= Written request =
Gather every line holding the string "Perhatikan".
-- Begin Input rows --
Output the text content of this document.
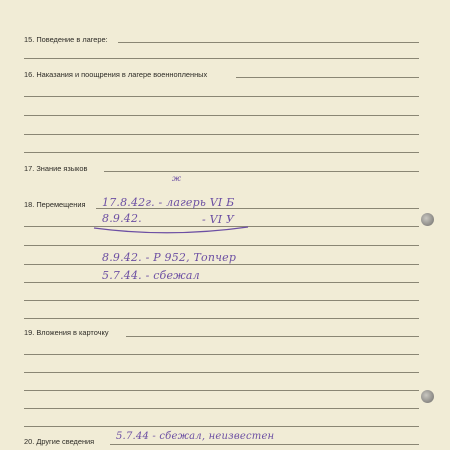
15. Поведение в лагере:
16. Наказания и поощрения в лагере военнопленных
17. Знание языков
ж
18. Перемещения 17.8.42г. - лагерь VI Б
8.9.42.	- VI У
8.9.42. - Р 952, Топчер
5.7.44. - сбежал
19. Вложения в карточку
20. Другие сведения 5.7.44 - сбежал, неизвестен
-- End Input rows --
-- Begin Input rows --
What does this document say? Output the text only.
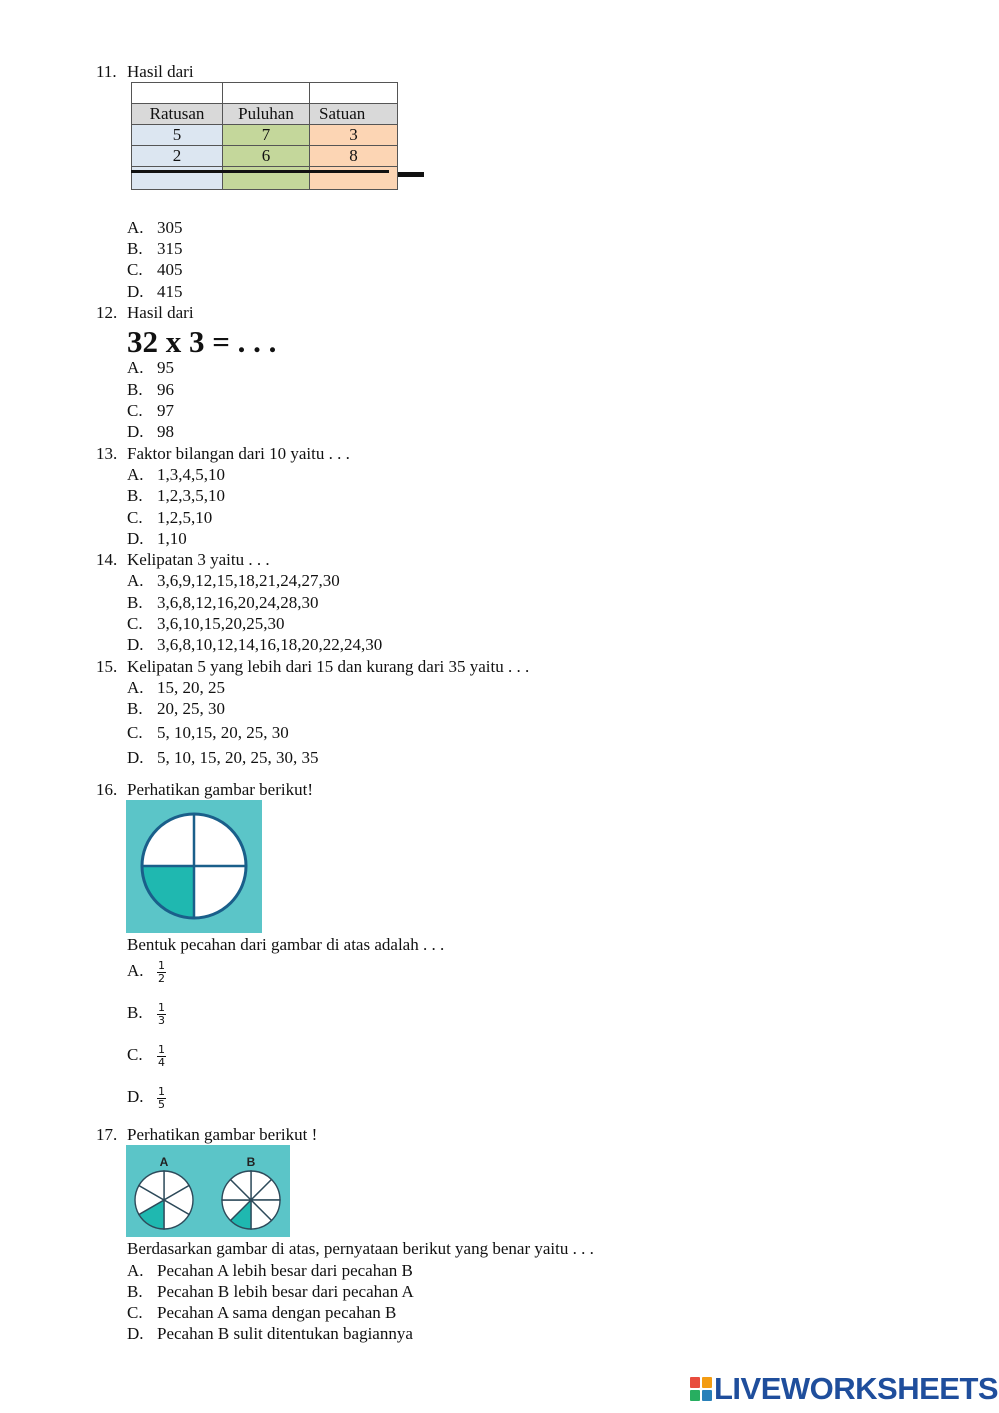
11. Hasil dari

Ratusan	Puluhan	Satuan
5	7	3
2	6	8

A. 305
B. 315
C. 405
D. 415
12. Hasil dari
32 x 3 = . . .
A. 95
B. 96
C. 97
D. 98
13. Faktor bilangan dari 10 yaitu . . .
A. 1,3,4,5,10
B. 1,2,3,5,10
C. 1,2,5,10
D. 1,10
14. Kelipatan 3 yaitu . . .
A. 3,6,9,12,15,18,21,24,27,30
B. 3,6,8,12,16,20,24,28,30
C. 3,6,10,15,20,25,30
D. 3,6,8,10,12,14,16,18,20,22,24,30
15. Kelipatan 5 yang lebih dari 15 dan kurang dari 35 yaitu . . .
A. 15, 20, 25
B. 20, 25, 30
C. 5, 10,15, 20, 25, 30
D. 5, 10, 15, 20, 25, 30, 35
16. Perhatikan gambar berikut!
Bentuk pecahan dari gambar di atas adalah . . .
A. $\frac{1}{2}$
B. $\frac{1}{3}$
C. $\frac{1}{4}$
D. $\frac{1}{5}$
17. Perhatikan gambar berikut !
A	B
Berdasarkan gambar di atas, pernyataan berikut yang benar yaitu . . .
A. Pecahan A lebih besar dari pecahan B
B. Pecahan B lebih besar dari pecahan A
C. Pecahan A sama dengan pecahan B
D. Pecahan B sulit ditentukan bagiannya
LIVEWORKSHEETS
-- End Input rows --
-- Begin Input rows --
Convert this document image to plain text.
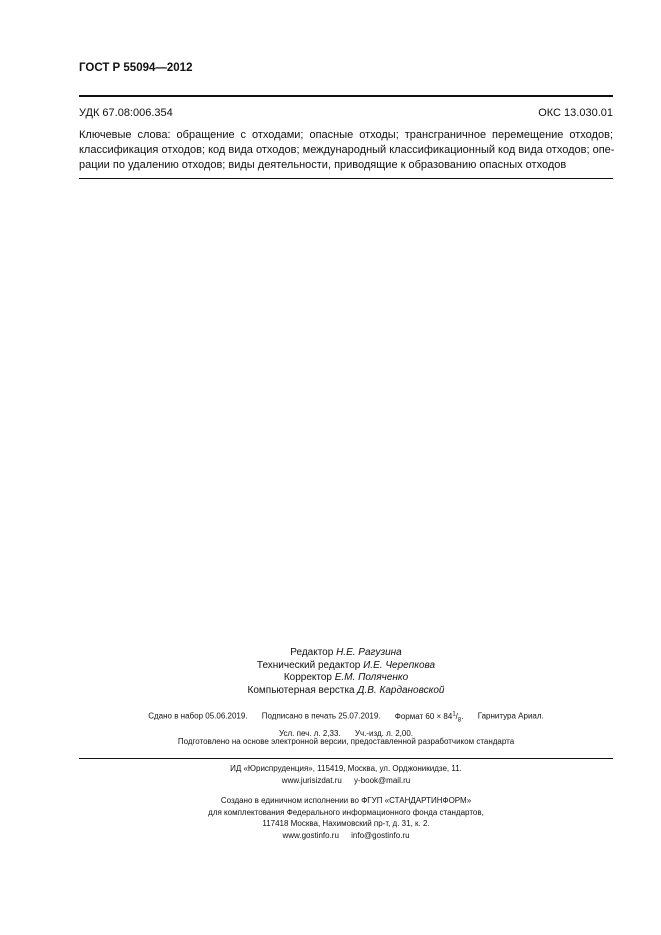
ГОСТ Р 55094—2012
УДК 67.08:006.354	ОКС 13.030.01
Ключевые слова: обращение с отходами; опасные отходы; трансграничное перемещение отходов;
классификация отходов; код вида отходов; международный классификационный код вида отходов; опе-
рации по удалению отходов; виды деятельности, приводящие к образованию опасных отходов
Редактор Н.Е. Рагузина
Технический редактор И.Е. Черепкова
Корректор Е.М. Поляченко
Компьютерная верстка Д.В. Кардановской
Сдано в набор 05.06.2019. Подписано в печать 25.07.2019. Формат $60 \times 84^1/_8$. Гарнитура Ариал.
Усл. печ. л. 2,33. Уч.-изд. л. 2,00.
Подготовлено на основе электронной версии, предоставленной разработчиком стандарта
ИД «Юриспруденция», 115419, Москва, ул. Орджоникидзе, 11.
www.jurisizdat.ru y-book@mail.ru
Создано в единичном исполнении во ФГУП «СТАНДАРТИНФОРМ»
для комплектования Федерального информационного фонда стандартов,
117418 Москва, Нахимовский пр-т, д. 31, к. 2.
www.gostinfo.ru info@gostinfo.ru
-- End Input rows --
= Exercise result =
16. Perhatikan gambar berikut!
17. Perhatikan gambar berikut !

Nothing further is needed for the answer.